→ **Extracts from a graphics dataset**:
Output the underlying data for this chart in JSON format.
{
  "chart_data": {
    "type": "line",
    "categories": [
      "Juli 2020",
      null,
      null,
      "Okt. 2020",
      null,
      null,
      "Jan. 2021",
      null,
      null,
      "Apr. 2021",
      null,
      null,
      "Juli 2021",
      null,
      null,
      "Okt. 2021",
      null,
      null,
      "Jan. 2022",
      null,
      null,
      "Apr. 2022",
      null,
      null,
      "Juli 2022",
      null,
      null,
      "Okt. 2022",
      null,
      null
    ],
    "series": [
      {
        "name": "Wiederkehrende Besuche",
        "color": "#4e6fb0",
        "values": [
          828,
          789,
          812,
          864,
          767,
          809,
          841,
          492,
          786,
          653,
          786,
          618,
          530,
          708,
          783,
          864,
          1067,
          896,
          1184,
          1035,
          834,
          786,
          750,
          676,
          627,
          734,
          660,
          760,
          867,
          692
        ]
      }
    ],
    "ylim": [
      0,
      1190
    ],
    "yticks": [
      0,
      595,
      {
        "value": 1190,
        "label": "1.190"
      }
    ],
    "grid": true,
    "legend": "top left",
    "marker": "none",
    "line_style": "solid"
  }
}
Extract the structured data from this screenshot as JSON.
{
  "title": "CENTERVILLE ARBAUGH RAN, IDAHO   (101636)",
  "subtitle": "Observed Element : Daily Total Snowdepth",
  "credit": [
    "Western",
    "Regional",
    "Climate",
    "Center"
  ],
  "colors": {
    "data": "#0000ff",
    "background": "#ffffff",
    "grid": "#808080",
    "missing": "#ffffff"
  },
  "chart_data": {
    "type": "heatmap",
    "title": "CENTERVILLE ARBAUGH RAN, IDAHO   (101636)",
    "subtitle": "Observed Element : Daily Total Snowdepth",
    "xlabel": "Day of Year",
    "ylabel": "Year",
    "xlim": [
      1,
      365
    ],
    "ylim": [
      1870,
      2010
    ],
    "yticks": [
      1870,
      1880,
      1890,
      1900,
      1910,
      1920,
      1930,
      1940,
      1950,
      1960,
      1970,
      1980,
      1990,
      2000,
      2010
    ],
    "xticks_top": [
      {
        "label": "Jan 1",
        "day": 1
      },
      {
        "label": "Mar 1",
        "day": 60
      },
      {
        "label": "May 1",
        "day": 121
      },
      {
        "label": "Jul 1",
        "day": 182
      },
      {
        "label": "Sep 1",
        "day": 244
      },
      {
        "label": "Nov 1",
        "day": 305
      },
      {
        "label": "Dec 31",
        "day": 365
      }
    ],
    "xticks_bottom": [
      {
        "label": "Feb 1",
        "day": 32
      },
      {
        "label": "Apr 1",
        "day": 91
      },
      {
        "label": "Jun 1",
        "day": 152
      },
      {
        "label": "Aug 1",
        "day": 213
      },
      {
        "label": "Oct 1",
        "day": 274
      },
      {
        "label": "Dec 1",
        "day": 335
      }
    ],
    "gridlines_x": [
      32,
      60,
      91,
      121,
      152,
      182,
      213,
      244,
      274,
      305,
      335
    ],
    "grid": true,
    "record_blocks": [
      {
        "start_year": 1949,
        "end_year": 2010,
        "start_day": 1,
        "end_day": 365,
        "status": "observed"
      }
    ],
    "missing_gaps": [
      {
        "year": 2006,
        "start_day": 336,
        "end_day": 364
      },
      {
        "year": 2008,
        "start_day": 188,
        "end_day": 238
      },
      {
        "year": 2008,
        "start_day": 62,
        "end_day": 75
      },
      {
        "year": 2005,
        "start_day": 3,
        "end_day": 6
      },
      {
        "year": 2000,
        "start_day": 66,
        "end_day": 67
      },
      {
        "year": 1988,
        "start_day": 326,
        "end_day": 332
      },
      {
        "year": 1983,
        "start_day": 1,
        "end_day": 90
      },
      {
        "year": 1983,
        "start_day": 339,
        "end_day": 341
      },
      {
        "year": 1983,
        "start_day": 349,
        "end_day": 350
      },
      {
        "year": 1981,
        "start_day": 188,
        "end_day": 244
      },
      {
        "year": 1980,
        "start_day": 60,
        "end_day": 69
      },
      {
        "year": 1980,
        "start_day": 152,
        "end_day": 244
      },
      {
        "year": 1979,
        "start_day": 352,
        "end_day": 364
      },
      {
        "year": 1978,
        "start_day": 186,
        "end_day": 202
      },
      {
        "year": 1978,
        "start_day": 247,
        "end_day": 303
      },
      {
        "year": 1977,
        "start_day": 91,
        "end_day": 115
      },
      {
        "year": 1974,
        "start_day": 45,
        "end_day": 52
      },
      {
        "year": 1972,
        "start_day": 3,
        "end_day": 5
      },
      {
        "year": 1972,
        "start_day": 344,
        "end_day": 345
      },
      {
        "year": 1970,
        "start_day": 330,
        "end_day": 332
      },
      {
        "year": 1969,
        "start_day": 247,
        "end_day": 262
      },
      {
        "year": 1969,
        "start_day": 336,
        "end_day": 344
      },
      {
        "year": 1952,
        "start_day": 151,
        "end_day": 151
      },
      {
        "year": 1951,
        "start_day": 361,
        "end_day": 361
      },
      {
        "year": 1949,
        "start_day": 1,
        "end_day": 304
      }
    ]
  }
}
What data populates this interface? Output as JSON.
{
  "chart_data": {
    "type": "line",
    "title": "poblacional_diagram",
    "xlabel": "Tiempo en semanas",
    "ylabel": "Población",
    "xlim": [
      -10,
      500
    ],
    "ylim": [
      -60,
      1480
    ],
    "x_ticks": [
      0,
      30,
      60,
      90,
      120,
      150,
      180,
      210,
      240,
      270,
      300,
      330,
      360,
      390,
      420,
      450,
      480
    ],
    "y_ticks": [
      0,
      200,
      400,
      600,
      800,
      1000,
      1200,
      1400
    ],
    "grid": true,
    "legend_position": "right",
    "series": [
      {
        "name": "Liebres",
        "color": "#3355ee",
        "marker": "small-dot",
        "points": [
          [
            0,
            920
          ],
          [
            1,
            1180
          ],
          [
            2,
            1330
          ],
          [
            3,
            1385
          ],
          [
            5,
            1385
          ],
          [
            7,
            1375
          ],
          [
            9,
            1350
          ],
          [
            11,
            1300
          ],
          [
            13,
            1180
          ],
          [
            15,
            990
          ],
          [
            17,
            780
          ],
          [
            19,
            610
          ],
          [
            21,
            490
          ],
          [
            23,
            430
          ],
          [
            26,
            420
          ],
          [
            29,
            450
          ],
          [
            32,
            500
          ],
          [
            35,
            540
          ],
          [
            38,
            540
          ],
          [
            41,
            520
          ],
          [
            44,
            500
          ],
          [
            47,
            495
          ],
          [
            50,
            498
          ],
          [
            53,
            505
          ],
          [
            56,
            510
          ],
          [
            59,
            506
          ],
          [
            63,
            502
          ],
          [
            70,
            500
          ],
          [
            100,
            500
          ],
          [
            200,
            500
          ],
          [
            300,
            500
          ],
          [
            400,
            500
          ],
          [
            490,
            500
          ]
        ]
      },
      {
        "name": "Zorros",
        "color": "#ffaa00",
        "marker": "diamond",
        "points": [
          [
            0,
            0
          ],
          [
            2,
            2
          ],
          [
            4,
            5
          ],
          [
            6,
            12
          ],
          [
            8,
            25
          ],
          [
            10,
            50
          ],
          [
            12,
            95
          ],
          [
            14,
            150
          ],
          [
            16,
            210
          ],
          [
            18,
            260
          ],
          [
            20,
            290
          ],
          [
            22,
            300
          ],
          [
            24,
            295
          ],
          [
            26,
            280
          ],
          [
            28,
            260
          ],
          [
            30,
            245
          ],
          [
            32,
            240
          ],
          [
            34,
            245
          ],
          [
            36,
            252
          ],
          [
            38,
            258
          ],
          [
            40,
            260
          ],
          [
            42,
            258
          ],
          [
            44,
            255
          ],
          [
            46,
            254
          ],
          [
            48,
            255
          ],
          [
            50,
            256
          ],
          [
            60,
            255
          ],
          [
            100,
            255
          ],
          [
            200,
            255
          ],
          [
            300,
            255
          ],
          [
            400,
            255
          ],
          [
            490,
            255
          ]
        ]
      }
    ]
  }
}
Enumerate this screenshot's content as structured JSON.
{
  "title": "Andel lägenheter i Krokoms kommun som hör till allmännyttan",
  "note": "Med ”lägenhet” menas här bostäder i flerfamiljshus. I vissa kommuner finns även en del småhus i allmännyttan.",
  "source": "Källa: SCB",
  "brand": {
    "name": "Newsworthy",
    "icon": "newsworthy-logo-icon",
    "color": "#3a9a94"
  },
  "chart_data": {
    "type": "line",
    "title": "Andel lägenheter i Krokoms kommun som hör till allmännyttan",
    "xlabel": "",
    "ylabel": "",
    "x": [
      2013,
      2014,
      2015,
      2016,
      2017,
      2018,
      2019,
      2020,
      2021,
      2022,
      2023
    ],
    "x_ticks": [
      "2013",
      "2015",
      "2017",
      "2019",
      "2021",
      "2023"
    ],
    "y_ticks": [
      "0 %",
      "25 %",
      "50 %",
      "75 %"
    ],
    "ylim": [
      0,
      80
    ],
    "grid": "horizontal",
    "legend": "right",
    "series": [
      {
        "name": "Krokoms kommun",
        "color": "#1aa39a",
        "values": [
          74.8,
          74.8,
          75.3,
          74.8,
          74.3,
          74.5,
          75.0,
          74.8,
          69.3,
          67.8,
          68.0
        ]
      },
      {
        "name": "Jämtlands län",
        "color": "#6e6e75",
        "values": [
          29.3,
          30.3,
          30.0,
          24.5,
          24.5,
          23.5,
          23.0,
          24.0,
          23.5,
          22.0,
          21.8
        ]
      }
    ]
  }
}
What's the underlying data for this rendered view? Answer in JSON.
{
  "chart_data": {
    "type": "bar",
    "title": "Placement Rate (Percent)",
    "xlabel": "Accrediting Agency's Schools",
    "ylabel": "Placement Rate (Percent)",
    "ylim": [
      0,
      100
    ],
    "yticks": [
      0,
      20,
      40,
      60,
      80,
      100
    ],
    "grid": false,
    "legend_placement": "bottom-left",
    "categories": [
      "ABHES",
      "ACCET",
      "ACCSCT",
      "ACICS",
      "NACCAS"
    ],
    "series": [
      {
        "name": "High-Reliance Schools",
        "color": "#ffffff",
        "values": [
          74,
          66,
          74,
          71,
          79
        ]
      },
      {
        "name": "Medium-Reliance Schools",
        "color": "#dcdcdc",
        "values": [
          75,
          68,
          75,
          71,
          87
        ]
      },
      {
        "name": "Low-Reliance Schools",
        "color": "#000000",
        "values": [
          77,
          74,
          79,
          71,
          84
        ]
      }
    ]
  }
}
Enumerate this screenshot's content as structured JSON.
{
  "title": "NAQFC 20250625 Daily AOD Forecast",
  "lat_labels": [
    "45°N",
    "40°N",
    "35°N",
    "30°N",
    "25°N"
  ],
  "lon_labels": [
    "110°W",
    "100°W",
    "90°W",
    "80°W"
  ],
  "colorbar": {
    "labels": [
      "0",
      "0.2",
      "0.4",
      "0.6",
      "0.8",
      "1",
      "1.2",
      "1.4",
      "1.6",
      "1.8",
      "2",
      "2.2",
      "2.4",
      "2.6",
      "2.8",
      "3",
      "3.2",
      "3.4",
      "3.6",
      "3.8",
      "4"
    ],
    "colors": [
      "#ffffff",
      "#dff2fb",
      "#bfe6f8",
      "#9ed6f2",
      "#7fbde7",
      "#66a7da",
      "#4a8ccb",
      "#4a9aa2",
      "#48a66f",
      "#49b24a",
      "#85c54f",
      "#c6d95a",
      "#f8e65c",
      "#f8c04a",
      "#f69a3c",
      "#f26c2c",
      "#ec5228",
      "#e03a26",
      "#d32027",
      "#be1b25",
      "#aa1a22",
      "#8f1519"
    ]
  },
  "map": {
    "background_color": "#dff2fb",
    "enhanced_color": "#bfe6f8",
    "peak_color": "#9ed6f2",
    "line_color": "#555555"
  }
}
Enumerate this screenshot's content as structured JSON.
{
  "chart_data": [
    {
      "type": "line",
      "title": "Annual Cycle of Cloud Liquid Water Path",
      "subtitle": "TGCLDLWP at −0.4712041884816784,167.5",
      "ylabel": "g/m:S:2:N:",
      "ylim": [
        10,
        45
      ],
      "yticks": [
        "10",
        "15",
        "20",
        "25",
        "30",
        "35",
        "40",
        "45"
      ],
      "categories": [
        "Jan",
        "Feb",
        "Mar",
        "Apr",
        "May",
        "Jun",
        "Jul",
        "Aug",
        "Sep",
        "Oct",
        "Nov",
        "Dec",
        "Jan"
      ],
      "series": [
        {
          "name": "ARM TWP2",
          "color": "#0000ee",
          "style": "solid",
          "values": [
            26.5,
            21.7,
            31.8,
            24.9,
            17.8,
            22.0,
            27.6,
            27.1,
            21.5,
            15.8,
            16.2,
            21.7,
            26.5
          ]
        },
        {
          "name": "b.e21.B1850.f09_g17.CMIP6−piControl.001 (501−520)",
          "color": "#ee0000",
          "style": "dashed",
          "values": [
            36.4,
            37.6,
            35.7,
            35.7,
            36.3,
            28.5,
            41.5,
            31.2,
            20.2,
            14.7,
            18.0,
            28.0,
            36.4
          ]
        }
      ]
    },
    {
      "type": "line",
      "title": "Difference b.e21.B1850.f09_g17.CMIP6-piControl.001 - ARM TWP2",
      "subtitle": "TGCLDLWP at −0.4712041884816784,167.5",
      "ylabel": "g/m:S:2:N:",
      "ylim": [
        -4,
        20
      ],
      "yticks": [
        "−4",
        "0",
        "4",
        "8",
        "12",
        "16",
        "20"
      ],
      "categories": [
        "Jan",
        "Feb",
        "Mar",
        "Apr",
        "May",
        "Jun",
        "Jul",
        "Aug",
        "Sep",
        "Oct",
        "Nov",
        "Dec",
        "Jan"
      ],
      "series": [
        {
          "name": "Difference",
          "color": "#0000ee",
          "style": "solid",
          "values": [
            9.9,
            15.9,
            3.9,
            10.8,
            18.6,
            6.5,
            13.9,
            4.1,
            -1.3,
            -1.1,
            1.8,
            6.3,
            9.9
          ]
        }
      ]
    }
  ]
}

→ **Challenge**: Provide the number of lines in these entries that hold the word "What", without any accompanying text.

→ **Written response**: 2